> TASK ITEM A: Rewrite the passage on validating decimal input from "3. 1 is a valid" to "Goto step 4.", replacing "frustrated" with "annoyed".
> TASK ITEM B: According to the passage on validating decimal input, when can the validation be done instead of as the user types?
> TASK ITEM C: List every criterion that the passage on validating decimal input gives for the input text.

> EXCERPTED PASSAGE:
I wanted to make a TextChanged event that would check to see whether the input text fit a particular criteria, and remove the last character entered if it did not. In this case, the criteria is numbers, 1 decimal, and 1 fraction.

I was testing a regex just for numbers and a decimal and ran into an issue. I've tried several different expressions (I'm terrible at writing my own, so they are picked up from various other stack overflow questions), and the result is the same every time. It accepts numbers just fine, but it doesn't accept decimals. Any help would be greatly appreciated!

        string isNumber = @"^\d{1,9}(\.\d{1,9})?$";

        private void TextBox_TextChanged(object sender, EventArgs e)
        {
            TextBox text = (TextBox)sender;

            Match match = Regex.Match(text.Text, isNumber);

            if (!match.Success)
            {
                if (text.Text.Length > 1)
                    text.Text = text.Text.Substring(0, text.Text.Length - 1);
                else
                    text.Text = "";

                text.Select(text.Text.Length, 0); //set cursor to the end 
                                                  //of the string
            }
        }
like image 212
user1548103 Avatar asked Jan 13 '23 20:01

user1548103


1 Answers

I think the problem is that you are trying to validate the number character-by-character as the user types, but it is not possible to type a valid decimal number without the value being an invalid value temporarily.

Consider what happens as the user types the value 1.2:

  1. The user types the character 1.
  2. Validation fires because the value of the textbox changed.
  3. 1 is a valid decimal, so validation passes.
  4. The user continues typing, adding the decimal point character .
  5. Validation fires again because the value of the textbox changed.
  6. 1. is not a valid decimal according to the regular expression, so the last character is erased.
  7. The value of the text box is now back to 1.
  8. The user gets frustrated. Goto step 4.

As you can see, it's not possible to enter the decimal point. But, if you try to change your regular expression to allow a decimal point to exist without a following digit, then you could have an invalid value if the user stops after typing the decimal point and then submits the form.

So the point is, using a character-by-character validation scheme will not work for decimals. A better approach would be to allow the user to enter whatever they want in the box and then validate later when the user is finished typing. You can do this by validating when the textbox loses focus or when the form is submitted.

> RECORDS PROVIDED:
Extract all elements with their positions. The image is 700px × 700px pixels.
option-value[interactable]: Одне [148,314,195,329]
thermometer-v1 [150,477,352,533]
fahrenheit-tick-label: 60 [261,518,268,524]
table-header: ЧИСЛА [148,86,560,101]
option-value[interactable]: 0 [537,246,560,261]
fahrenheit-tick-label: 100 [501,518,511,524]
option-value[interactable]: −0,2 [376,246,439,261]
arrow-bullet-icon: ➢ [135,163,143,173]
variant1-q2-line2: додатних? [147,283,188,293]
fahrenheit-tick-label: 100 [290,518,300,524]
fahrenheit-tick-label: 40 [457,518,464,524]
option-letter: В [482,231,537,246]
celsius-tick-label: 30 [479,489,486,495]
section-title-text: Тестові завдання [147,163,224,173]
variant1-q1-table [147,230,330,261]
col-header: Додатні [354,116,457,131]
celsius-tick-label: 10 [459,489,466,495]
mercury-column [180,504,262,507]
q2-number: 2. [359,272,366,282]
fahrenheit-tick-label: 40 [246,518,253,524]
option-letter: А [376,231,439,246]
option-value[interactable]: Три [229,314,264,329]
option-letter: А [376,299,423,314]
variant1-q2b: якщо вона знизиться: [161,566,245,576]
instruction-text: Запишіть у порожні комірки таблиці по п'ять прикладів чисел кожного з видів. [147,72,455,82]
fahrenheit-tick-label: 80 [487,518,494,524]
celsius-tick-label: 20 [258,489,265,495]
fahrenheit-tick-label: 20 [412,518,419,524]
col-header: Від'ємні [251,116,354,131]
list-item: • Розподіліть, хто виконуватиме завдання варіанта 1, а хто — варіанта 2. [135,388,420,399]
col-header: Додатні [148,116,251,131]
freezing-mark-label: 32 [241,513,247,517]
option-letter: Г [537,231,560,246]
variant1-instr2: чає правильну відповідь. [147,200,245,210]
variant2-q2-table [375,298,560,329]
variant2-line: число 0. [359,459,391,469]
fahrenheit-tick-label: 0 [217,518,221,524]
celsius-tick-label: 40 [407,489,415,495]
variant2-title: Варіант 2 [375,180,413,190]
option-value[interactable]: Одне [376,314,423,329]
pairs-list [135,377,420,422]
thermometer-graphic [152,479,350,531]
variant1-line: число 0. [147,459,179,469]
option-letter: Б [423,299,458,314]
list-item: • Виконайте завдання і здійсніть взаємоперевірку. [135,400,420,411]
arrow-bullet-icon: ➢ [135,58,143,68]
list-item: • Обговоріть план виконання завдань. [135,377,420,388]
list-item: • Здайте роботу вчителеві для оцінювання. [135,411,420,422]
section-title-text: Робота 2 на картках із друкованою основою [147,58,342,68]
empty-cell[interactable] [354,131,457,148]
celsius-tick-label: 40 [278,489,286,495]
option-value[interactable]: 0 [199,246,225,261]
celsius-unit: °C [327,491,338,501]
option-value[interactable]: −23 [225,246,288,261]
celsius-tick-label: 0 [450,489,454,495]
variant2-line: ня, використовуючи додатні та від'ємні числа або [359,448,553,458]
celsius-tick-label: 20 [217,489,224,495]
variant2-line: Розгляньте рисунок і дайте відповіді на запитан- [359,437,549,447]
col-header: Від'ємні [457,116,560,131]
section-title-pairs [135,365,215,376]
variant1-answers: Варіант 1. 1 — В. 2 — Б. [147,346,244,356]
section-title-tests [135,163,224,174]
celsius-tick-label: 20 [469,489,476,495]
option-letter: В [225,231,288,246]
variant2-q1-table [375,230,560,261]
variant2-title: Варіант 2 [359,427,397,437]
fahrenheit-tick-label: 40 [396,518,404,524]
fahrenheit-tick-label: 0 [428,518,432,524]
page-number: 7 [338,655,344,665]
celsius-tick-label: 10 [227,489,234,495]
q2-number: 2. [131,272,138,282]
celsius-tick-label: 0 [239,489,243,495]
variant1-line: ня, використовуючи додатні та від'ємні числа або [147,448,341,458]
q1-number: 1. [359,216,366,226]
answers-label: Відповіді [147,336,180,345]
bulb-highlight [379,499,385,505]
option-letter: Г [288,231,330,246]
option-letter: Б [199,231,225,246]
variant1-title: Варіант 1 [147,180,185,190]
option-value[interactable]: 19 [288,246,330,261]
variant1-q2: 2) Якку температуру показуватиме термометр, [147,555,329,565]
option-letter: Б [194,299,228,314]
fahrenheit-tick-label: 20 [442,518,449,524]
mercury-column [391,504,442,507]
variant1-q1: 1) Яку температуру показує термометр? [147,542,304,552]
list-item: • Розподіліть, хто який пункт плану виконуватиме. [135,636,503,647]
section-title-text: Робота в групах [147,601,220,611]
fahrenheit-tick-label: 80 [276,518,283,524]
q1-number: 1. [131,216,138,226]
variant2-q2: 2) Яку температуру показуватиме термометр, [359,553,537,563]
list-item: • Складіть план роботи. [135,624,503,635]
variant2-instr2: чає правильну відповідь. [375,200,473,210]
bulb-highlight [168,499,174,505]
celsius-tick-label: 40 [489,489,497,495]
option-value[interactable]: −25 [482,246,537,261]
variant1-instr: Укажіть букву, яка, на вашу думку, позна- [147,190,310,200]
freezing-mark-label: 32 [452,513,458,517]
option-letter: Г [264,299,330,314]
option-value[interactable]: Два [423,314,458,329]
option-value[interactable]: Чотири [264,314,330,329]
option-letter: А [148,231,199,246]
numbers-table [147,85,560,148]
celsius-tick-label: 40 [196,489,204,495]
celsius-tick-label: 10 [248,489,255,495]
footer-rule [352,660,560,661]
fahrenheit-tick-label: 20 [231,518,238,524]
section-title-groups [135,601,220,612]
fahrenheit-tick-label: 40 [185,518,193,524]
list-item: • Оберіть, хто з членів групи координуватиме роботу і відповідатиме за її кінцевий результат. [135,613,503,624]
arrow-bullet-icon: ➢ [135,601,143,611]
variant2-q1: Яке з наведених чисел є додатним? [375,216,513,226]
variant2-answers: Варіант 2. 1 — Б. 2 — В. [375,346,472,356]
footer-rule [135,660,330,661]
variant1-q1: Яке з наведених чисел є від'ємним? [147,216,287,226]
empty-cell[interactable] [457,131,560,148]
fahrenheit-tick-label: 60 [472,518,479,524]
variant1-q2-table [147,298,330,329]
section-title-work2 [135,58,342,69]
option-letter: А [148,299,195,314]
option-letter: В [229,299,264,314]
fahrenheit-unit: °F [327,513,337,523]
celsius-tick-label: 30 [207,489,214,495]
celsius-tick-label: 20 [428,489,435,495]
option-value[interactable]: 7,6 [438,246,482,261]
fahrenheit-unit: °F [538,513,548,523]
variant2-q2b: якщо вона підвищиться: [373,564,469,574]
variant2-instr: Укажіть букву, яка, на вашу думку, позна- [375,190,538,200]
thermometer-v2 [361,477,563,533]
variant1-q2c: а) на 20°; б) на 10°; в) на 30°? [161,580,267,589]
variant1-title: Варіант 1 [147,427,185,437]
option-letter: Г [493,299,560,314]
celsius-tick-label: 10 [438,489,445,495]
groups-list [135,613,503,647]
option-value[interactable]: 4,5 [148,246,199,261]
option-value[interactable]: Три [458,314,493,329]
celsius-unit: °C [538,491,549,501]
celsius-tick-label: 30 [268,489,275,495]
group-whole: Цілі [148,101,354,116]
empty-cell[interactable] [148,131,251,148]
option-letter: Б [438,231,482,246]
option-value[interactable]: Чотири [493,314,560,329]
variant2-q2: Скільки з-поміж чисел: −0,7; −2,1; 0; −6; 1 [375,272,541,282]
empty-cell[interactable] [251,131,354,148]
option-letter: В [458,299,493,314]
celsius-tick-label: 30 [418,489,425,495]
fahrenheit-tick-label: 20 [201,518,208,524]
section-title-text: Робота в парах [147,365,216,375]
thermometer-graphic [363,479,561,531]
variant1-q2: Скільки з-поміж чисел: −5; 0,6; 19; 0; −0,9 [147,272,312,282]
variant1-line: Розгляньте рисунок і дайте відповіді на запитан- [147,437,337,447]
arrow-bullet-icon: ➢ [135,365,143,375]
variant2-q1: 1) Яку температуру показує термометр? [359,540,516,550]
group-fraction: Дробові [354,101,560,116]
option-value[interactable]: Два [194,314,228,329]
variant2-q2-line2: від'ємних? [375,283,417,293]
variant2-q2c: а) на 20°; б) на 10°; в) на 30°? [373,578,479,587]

> SOLUTION A:
3. 1 is a valid decimal, so validation passes.
  4. The user continues typing, adding the decimal point character .
  5. Validation fires again because the value of the textbox changed.
  6. 1. is not a valid decimal according to the regular expression, so the last character is erased.
  7. The value of the text box is now back to 1.
  8. The user gets annoyed. Goto step 4.

> SOLUTION B: When the textbox loses focus or when the form is submitted.

> SOLUTION C: Numbers, 1 decimal, and 1 fraction.